Work to complete:
Lines with the string "Finnish" are to be identified in the listing and copied.

Stored data:
━━━

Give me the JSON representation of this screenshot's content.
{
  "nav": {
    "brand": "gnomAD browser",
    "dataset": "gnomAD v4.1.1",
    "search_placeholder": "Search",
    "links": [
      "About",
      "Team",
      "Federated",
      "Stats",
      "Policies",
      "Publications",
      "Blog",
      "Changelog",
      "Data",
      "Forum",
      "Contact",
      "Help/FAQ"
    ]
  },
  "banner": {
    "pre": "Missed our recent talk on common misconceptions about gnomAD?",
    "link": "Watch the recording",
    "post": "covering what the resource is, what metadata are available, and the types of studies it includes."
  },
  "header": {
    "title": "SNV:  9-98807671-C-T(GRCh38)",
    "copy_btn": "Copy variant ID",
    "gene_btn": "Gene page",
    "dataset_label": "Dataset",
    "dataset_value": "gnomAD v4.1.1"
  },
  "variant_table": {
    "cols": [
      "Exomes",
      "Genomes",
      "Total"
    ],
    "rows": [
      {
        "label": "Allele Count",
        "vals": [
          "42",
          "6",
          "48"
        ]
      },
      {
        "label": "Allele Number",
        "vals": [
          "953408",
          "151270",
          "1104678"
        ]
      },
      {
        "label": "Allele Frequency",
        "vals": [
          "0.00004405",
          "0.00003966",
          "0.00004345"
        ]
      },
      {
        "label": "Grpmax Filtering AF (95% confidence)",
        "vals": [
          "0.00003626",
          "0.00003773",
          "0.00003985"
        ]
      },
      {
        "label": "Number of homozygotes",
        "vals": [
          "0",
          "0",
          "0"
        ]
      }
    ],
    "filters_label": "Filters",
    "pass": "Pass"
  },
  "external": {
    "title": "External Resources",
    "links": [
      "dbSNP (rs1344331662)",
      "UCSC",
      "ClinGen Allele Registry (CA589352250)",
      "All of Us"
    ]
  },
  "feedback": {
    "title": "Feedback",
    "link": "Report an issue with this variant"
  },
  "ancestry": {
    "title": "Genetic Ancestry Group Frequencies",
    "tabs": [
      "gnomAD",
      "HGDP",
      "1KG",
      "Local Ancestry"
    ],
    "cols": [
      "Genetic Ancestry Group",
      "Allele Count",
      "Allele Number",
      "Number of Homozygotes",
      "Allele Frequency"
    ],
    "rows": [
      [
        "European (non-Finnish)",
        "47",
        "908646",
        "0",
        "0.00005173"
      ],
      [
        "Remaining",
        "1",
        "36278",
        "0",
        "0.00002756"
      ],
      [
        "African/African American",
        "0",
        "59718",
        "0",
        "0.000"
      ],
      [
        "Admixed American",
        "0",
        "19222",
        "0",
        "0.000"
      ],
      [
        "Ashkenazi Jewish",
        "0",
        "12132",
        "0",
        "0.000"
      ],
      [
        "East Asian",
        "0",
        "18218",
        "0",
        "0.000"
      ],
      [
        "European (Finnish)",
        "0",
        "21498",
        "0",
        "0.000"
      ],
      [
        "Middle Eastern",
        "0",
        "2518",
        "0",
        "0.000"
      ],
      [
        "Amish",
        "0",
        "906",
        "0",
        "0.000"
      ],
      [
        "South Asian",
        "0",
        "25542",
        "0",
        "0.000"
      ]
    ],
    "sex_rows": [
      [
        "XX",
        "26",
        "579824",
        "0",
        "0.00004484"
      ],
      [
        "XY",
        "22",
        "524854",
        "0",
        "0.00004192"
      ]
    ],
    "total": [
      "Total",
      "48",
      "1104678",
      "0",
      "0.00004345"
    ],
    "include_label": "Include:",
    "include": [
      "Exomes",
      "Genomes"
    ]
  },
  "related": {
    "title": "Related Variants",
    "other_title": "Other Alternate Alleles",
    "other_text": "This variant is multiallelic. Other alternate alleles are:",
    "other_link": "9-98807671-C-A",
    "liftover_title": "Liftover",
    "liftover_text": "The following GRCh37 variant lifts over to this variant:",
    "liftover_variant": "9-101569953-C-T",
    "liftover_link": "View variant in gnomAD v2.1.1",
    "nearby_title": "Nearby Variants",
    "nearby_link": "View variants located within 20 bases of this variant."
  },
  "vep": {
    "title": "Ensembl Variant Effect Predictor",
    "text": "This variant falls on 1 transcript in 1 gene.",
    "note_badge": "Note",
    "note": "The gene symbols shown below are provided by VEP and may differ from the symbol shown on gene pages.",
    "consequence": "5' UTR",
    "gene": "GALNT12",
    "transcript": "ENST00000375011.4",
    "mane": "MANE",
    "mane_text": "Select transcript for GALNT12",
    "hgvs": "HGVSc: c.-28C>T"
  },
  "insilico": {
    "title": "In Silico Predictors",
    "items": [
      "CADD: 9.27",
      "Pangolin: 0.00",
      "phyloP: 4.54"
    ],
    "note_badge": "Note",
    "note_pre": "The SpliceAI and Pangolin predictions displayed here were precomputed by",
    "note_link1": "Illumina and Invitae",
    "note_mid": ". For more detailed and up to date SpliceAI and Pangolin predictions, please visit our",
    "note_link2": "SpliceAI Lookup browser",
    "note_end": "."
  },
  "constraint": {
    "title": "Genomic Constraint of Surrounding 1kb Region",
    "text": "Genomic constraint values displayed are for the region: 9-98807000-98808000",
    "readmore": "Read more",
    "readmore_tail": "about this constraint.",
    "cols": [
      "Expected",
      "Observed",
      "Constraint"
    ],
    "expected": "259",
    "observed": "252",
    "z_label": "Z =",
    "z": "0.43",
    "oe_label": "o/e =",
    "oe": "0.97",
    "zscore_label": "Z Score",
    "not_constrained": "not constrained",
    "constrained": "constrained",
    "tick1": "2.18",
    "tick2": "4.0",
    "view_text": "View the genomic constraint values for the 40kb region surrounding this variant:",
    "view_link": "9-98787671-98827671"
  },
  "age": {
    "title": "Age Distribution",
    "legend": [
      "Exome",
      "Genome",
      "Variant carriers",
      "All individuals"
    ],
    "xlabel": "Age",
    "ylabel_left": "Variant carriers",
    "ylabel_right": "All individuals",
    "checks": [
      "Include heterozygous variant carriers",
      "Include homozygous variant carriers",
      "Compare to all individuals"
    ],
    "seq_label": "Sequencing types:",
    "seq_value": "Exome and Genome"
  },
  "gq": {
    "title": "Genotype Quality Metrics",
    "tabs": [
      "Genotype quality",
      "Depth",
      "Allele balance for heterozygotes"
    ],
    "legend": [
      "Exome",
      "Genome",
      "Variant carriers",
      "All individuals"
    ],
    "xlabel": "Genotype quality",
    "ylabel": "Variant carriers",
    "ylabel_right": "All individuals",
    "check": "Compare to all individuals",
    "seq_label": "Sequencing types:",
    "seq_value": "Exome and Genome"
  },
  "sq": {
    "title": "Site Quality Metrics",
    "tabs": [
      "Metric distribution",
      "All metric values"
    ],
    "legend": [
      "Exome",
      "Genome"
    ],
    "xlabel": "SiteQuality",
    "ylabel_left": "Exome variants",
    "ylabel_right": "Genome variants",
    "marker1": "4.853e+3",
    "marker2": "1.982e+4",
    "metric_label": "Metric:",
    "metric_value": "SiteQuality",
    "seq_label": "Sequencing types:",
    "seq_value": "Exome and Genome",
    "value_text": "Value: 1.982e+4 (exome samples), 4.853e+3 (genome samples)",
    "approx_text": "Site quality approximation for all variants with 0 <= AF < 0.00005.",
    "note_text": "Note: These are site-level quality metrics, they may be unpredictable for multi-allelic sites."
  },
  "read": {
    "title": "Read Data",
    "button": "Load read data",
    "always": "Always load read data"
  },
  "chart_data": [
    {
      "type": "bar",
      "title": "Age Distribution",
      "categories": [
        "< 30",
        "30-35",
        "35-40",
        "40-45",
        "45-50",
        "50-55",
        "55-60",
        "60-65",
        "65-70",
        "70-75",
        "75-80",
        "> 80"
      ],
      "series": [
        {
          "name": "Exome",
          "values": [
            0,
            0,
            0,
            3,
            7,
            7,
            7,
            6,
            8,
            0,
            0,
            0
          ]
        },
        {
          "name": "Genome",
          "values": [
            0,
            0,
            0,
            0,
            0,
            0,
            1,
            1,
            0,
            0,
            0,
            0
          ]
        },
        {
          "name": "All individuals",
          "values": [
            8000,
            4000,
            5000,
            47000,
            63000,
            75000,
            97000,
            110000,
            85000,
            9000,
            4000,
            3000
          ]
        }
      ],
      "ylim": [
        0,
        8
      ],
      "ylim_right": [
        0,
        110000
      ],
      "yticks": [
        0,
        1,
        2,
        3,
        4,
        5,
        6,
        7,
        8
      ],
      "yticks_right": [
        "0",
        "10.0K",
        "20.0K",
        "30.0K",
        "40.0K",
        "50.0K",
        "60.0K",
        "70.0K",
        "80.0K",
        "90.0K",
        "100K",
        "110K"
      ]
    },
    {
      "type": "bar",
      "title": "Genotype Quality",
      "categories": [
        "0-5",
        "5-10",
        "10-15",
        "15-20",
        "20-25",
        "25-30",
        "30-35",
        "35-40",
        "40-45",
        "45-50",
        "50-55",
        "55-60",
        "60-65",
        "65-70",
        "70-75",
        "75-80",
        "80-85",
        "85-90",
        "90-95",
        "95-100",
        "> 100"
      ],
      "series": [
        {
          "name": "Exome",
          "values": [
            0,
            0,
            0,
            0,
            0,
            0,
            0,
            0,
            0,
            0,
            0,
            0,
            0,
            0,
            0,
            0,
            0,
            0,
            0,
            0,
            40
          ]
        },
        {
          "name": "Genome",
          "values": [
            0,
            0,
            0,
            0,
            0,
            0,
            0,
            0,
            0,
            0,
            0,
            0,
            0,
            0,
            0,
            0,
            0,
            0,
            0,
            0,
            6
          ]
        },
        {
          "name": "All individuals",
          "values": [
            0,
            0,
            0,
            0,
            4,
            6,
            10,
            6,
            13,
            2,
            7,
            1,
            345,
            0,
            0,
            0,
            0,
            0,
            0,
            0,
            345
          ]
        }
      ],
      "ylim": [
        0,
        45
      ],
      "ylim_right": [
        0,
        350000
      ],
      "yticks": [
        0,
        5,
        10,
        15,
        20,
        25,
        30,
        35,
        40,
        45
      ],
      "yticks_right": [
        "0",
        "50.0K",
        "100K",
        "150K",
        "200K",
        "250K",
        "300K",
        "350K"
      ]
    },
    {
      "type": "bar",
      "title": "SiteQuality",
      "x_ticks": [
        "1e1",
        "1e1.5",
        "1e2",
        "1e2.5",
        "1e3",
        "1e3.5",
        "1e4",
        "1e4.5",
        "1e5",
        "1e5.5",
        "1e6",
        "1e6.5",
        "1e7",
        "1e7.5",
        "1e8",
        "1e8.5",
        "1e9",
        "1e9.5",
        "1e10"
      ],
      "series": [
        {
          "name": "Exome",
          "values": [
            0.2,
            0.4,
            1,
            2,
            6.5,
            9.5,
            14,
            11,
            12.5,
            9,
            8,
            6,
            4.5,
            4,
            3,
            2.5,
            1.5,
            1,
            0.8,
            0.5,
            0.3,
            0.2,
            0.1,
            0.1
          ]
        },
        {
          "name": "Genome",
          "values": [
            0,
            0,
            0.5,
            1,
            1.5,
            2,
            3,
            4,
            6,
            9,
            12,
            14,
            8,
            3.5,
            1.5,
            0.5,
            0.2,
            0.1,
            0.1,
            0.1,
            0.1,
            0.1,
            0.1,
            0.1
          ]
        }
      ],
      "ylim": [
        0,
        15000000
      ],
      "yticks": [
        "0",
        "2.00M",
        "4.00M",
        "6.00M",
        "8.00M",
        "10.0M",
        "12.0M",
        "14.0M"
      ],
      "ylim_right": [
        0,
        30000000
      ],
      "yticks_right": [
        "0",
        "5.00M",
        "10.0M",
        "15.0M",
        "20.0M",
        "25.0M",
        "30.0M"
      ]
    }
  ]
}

━━━

Result of this task:
        "European (non-Finnish)",
        "European (Finnish)",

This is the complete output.